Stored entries
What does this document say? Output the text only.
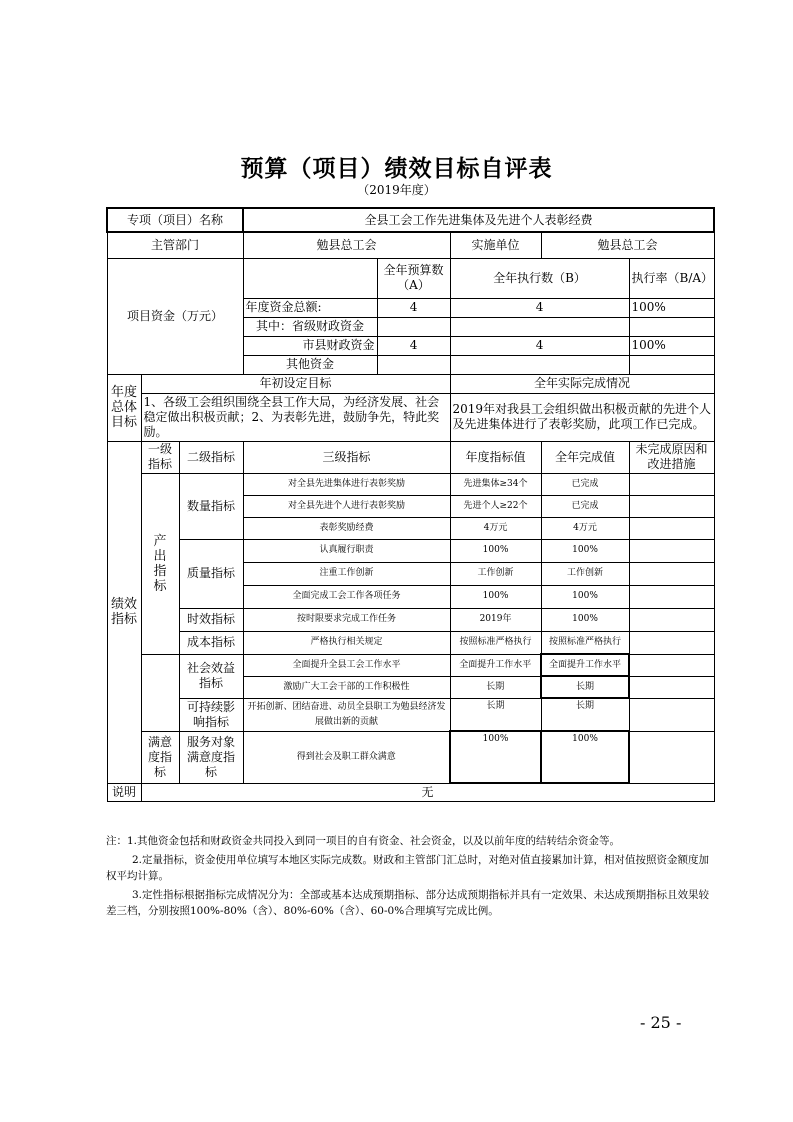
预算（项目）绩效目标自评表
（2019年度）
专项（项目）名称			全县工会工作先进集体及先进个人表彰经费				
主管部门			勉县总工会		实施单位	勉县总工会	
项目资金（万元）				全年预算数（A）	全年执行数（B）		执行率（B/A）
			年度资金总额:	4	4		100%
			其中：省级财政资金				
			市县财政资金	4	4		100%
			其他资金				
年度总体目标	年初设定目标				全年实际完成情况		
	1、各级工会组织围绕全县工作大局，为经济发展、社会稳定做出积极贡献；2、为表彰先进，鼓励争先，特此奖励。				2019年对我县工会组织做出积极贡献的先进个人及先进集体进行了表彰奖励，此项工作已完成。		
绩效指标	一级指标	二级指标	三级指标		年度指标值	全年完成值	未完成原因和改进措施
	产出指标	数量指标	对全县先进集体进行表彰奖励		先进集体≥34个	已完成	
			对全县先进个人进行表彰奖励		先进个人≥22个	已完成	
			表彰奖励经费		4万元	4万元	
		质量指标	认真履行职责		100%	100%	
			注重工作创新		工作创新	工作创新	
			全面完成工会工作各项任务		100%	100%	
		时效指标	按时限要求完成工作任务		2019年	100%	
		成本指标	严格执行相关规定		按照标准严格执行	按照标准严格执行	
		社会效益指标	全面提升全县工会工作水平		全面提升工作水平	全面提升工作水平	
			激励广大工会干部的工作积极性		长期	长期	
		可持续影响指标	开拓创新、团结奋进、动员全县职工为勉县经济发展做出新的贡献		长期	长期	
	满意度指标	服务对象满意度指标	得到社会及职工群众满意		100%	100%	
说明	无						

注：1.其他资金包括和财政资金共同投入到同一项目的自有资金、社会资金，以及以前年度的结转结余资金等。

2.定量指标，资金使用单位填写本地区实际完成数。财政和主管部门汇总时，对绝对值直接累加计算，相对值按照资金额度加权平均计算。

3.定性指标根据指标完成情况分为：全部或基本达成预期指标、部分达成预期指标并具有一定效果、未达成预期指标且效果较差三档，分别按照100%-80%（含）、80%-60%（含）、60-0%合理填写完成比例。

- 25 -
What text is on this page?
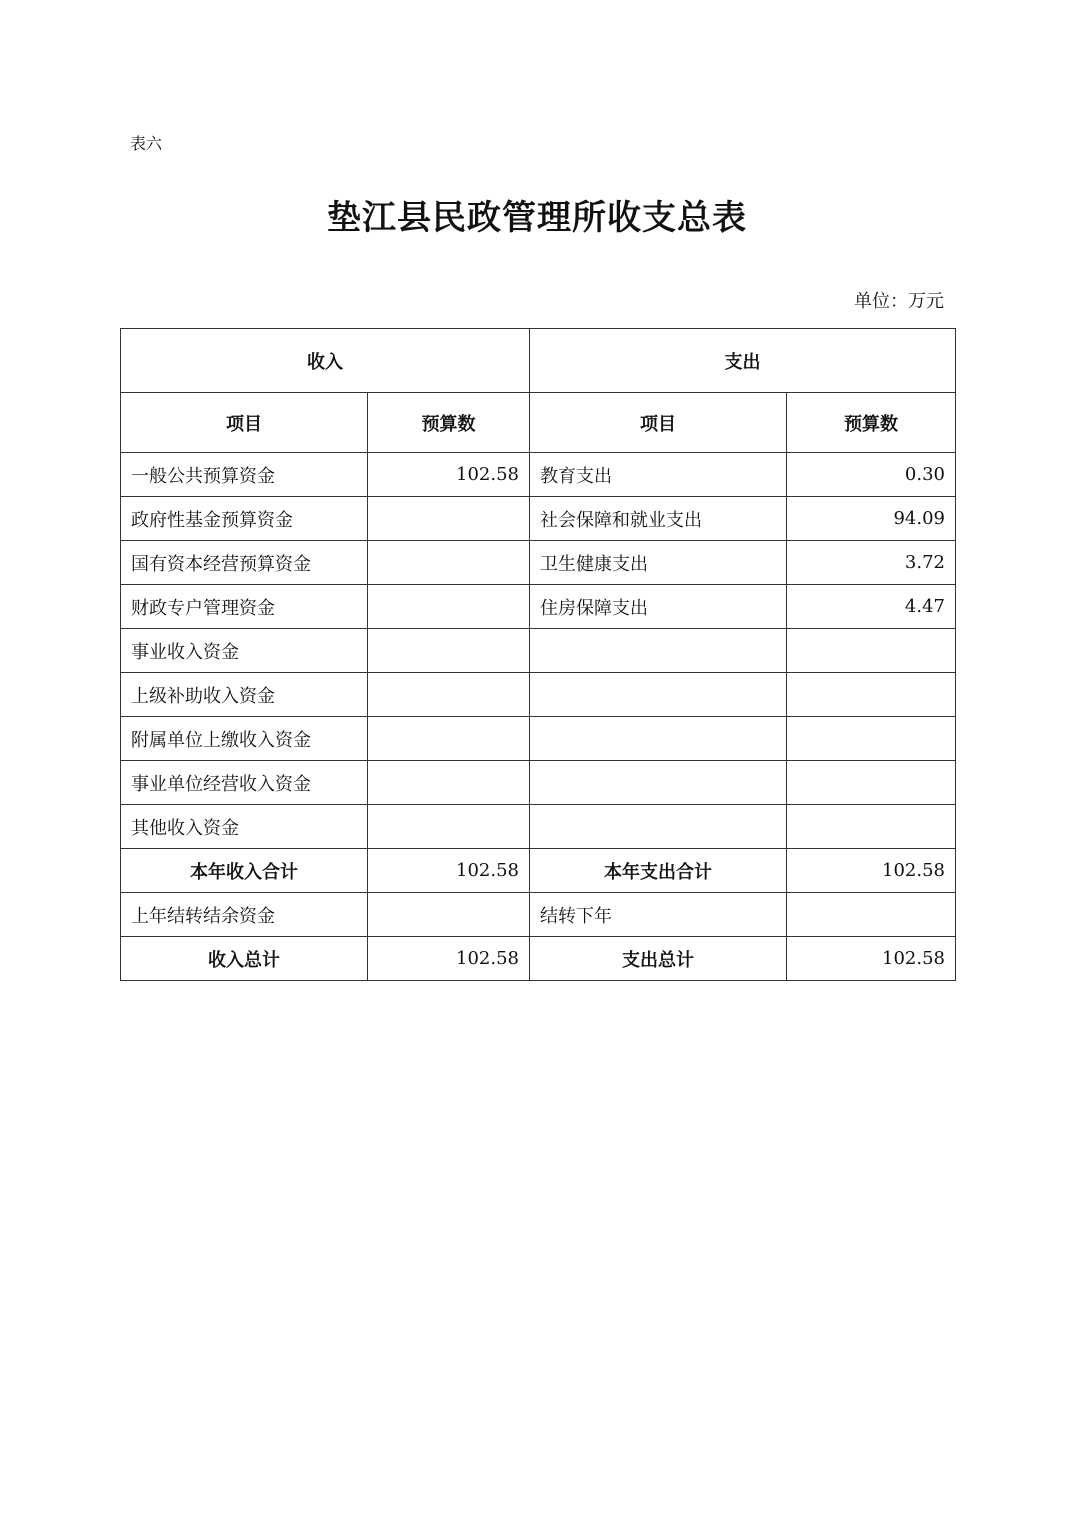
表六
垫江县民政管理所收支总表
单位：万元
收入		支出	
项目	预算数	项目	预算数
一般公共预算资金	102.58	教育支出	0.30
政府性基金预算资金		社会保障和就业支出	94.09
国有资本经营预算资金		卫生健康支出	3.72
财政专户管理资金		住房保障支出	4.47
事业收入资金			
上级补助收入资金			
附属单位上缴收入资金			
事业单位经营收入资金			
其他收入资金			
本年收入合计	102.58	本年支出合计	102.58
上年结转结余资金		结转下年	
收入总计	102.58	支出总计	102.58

Required work :: Reproduce each entry precisely. Leave the pictures out.

Answer for the task ::
What does this document say? Output the text only.
预算（项目）绩效目标自评表
（2019年度）
专项（项目）名称			全县工会工作先进集体及先进个人表彰经费				
主管部门			勉县总工会		实施单位	勉县总工会	
项目资金（万元）				全年预算数（A）	全年执行数（B）		执行率（B/A）
			年度资金总额:	4	4		100%
			其中：省级财政资金				
			市县财政资金	4	4		100%
			其他资金				
年度总体目标	年初设定目标				全年实际完成情况		
	1、各级工会组织围绕全县工作大局，为经济发展、社会稳定做出积极贡献；2、为表彰先进，鼓励争先，特此奖励。				2019年对我县工会组织做出积极贡献的先进个人及先进集体进行了表彰奖励，此项工作已完成。		
绩效指标	一级指标	二级指标	三级指标		年度指标值	全年完成值	未完成原因和改进措施
	产出指标	数量指标	对全县先进集体进行表彰奖励		先进集体≥34个	已完成	
			对全县先进个人进行表彰奖励		先进个人≥22个	已完成	
			表彰奖励经费		4万元	4万元	
		质量指标	认真履行职责		100%	100%	
			注重工作创新		工作创新	工作创新	
			全面完成工会工作各项任务		100%	100%	
		时效指标	按时限要求完成工作任务		2019年	100%	
		成本指标	严格执行相关规定		按照标准严格执行	按照标准严格执行	
		社会效益指标	全面提升全县工会工作水平		全面提升工作水平	全面提升工作水平	
			激励广大工会干部的工作积极性		长期	长期	
		可持续影响指标	开拓创新、团结奋进、动员全县职工为勉县经济发展做出新的贡献		长期	长期	
	满意度指标	服务对象满意度指标	得到社会及职工群众满意		100%	100%	
说明	无						

注：1.其他资金包括和财政资金共同投入到同一项目的自有资金、社会资金，以及以前年度的结转结余资金等。

2.定量指标，资金使用单位填写本地区实际完成数。财政和主管部门汇总时，对绝对值直接累加计算，相对值按照资金额度加权平均计算。

3.定性指标根据指标完成情况分为：全部或基本达成预期指标、部分达成预期指标并具有一定效果、未达成预期指标且效果较差三档，分别按照100%-80%（含）、80%-60%（含）、60-0%合理填写完成比例。

- 25 -
What text is on this page?
表六
垫江县民政管理所收支总表
单位：万元
收入		支出	
项目	预算数	项目	预算数
一般公共预算资金	102.58	教育支出	0.30
政府性基金预算资金		社会保障和就业支出	94.09
国有资本经营预算资金		卫生健康支出	3.72
财政专户管理资金		住房保障支出	4.47
事业收入资金			
上级补助收入资金			
附属单位上缴收入资金			
事业单位经营收入资金			
其他收入资金			
本年收入合计	102.58	本年支出合计	102.58
上年结转结余资金		结转下年	
收入总计	102.58	支出总计	102.58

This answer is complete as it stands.